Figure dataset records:
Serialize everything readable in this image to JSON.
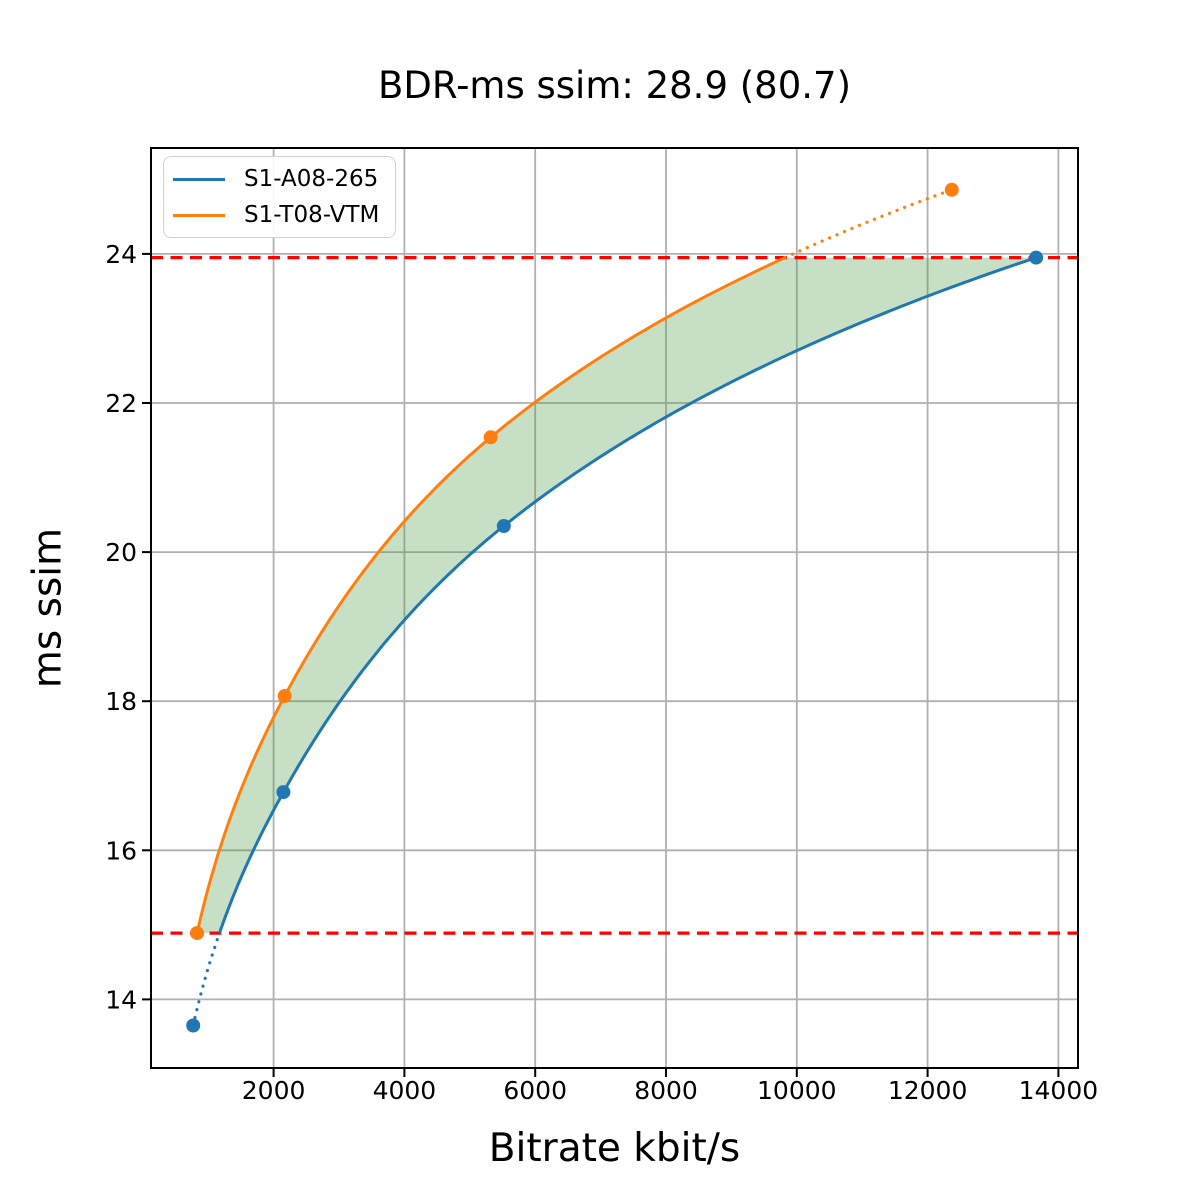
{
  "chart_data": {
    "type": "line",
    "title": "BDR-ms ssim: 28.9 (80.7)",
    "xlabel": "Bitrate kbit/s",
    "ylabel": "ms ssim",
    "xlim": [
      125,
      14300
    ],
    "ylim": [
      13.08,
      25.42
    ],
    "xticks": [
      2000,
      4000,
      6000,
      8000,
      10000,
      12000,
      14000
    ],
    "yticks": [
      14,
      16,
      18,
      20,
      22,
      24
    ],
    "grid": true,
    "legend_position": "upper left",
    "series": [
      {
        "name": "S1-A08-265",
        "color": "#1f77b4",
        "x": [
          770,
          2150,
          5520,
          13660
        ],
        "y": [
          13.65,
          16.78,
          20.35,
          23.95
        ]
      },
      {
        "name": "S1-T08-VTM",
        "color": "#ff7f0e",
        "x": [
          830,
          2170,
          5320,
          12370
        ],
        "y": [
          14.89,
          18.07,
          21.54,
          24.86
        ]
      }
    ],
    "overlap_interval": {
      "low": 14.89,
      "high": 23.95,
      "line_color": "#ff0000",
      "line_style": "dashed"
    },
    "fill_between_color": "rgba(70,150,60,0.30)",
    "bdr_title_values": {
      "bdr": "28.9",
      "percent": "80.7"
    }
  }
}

To do:
All records must be output exactly as they are, except for the pictures, which are left out.

Output for this exercise:
Serialize everything readable in this image to JSON.
{
  "chart_data": {
    "type": "line",
    "title": "BDR-ms ssim: 28.9 (80.7)",
    "xlabel": "Bitrate kbit/s",
    "ylabel": "ms ssim",
    "xlim": [
      125,
      14300
    ],
    "ylim": [
      13.08,
      25.42
    ],
    "xticks": [
      2000,
      4000,
      6000,
      8000,
      10000,
      12000,
      14000
    ],
    "yticks": [
      14,
      16,
      18,
      20,
      22,
      24
    ],
    "grid": true,
    "legend_position": "upper left",
    "series": [
      {
        "name": "S1-A08-265",
        "color": "#1f77b4",
        "x": [
          770,
          2150,
          5520,
          13660
        ],
        "y": [
          13.65,
          16.78,
          20.35,
          23.95
        ]
      },
      {
        "name": "S1-T08-VTM",
        "color": "#ff7f0e",
        "x": [
          830,
          2170,
          5320,
          12370
        ],
        "y": [
          14.89,
          18.07,
          21.54,
          24.86
        ]
      }
    ],
    "overlap_interval": {
      "low": 14.89,
      "high": 23.95,
      "line_color": "#ff0000",
      "line_style": "dashed"
    },
    "fill_between_color": "rgba(70,150,60,0.30)",
    "bdr_title_values": {
      "bdr": "28.9",
      "percent": "80.7"
    }
  }
}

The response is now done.